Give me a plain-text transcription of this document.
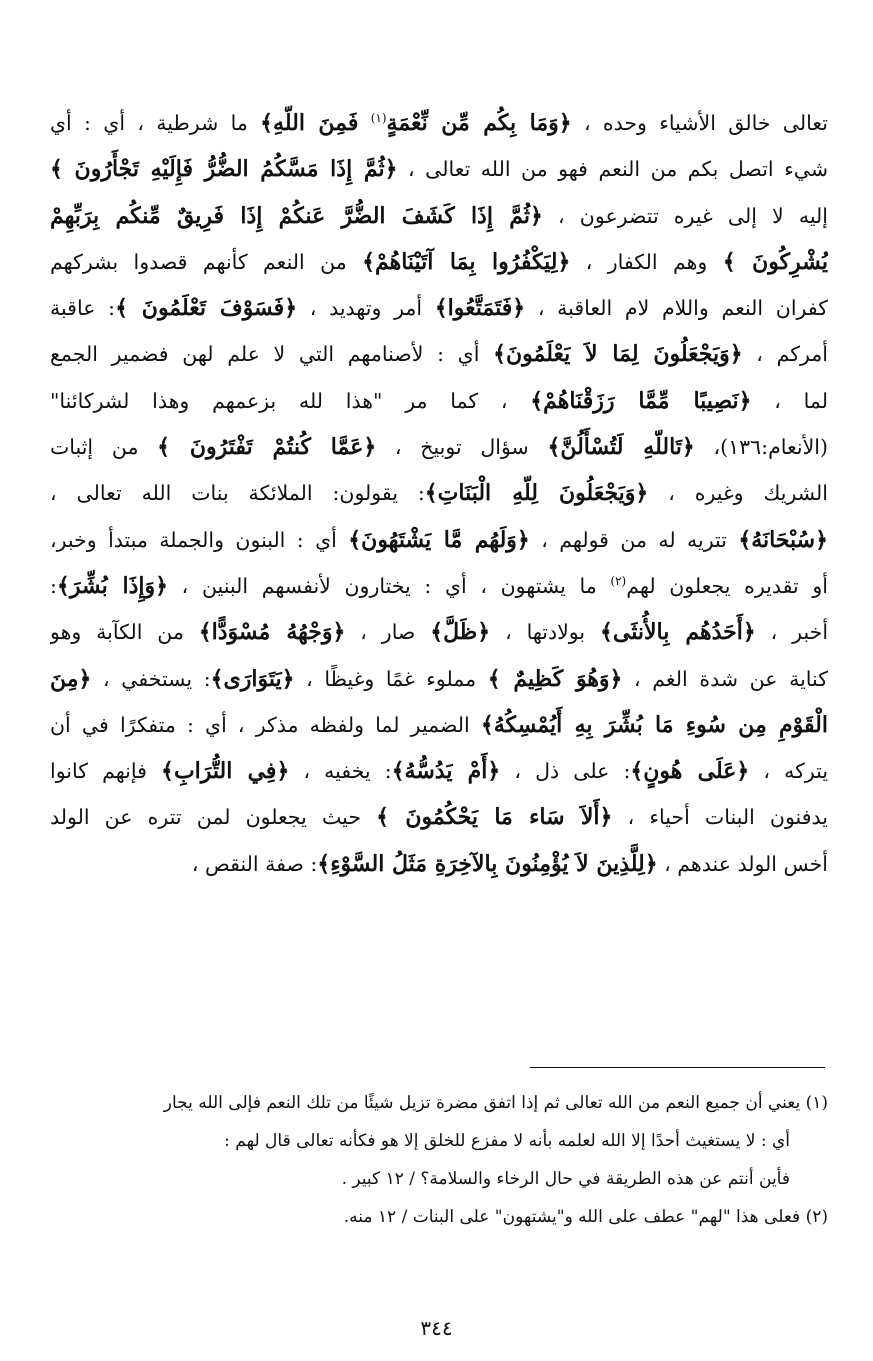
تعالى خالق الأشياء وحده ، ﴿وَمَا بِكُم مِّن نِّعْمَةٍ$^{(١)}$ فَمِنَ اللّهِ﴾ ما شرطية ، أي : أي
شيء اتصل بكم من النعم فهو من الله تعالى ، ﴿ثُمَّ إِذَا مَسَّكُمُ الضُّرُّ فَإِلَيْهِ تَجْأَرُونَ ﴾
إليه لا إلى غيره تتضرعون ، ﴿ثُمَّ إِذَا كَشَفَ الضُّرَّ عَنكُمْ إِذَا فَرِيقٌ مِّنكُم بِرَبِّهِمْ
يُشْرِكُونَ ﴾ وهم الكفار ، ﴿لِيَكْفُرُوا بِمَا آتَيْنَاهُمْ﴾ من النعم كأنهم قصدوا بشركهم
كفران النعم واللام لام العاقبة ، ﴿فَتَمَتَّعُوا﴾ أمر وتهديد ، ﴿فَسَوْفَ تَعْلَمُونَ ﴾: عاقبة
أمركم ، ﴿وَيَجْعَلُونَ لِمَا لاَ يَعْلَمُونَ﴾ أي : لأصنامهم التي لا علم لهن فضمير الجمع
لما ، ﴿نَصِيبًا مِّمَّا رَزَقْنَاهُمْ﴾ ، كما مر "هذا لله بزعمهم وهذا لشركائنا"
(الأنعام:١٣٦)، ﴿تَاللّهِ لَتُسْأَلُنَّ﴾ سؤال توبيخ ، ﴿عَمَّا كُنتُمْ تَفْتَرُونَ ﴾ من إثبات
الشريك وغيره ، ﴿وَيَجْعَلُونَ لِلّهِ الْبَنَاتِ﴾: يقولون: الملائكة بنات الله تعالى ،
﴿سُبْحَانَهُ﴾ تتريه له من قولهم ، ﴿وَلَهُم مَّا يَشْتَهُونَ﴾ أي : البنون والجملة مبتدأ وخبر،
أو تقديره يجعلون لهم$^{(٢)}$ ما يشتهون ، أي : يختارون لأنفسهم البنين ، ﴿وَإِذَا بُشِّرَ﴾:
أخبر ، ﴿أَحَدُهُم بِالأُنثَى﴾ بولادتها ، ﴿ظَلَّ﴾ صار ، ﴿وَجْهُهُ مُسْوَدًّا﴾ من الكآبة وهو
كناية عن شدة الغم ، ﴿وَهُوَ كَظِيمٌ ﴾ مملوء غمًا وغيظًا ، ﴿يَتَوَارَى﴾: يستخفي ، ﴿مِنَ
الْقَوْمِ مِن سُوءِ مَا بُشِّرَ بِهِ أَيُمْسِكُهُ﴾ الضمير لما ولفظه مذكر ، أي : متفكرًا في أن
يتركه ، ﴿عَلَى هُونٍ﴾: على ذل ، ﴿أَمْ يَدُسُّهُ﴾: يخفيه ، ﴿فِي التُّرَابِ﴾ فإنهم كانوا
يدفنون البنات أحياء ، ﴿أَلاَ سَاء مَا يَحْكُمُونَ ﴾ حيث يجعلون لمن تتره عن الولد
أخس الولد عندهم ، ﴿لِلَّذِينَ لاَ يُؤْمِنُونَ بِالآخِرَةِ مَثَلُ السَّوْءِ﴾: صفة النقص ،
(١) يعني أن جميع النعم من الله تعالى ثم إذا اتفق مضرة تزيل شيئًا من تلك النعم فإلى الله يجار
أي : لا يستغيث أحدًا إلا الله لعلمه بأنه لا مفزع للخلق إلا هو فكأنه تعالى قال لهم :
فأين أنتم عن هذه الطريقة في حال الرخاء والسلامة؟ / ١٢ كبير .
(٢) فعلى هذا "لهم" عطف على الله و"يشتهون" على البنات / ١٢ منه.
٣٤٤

^^^^^^^^

Pictures don't belong in the copy. Transcribe every record exactly as it appears.

Give me a plain-text transcription of this document.
تعالى خالق الأشياء وحده ، ﴿وَمَا بِكُم مِّن نِّعْمَةٍ$^{(١)}$ فَمِنَ اللّهِ﴾ ما شرطية ، أي : أي
شيء اتصل بكم من النعم فهو من الله تعالى ، ﴿ثُمَّ إِذَا مَسَّكُمُ الضُّرُّ فَإِلَيْهِ تَجْأَرُونَ ﴾
إليه لا إلى غيره تتضرعون ، ﴿ثُمَّ إِذَا كَشَفَ الضُّرَّ عَنكُمْ إِذَا فَرِيقٌ مِّنكُم بِرَبِّهِمْ
يُشْرِكُونَ ﴾ وهم الكفار ، ﴿لِيَكْفُرُوا بِمَا آتَيْنَاهُمْ﴾ من النعم كأنهم قصدوا بشركهم
كفران النعم واللام لام العاقبة ، ﴿فَتَمَتَّعُوا﴾ أمر وتهديد ، ﴿فَسَوْفَ تَعْلَمُونَ ﴾: عاقبة
أمركم ، ﴿وَيَجْعَلُونَ لِمَا لاَ يَعْلَمُونَ﴾ أي : لأصنامهم التي لا علم لهن فضمير الجمع
لما ، ﴿نَصِيبًا مِّمَّا رَزَقْنَاهُمْ﴾ ، كما مر "هذا لله بزعمهم وهذا لشركائنا"
(الأنعام:١٣٦)، ﴿تَاللّهِ لَتُسْأَلُنَّ﴾ سؤال توبيخ ، ﴿عَمَّا كُنتُمْ تَفْتَرُونَ ﴾ من إثبات
الشريك وغيره ، ﴿وَيَجْعَلُونَ لِلّهِ الْبَنَاتِ﴾: يقولون: الملائكة بنات الله تعالى ،
﴿سُبْحَانَهُ﴾ تتريه له من قولهم ، ﴿وَلَهُم مَّا يَشْتَهُونَ﴾ أي : البنون والجملة مبتدأ وخبر،
أو تقديره يجعلون لهم$^{(٢)}$ ما يشتهون ، أي : يختارون لأنفسهم البنين ، ﴿وَإِذَا بُشِّرَ﴾:
أخبر ، ﴿أَحَدُهُم بِالأُنثَى﴾ بولادتها ، ﴿ظَلَّ﴾ صار ، ﴿وَجْهُهُ مُسْوَدًّا﴾ من الكآبة وهو
كناية عن شدة الغم ، ﴿وَهُوَ كَظِيمٌ ﴾ مملوء غمًا وغيظًا ، ﴿يَتَوَارَى﴾: يستخفي ، ﴿مِنَ
الْقَوْمِ مِن سُوءِ مَا بُشِّرَ بِهِ أَيُمْسِكُهُ﴾ الضمير لما ولفظه مذكر ، أي : متفكرًا في أن
يتركه ، ﴿عَلَى هُونٍ﴾: على ذل ، ﴿أَمْ يَدُسُّهُ﴾: يخفيه ، ﴿فِي التُّرَابِ﴾ فإنهم كانوا
يدفنون البنات أحياء ، ﴿أَلاَ سَاء مَا يَحْكُمُونَ ﴾ حيث يجعلون لمن تتره عن الولد
أخس الولد عندهم ، ﴿لِلَّذِينَ لاَ يُؤْمِنُونَ بِالآخِرَةِ مَثَلُ السَّوْءِ﴾: صفة النقص ،
(١) يعني أن جميع النعم من الله تعالى ثم إذا اتفق مضرة تزيل شيئًا من تلك النعم فإلى الله يجار
أي : لا يستغيث أحدًا إلا الله لعلمه بأنه لا مفزع للخلق إلا هو فكأنه تعالى قال لهم :
فأين أنتم عن هذه الطريقة في حال الرخاء والسلامة؟ / ١٢ كبير .
(٢) فعلى هذا "لهم" عطف على الله و"يشتهون" على البنات / ١٢ منه.
٣٤٤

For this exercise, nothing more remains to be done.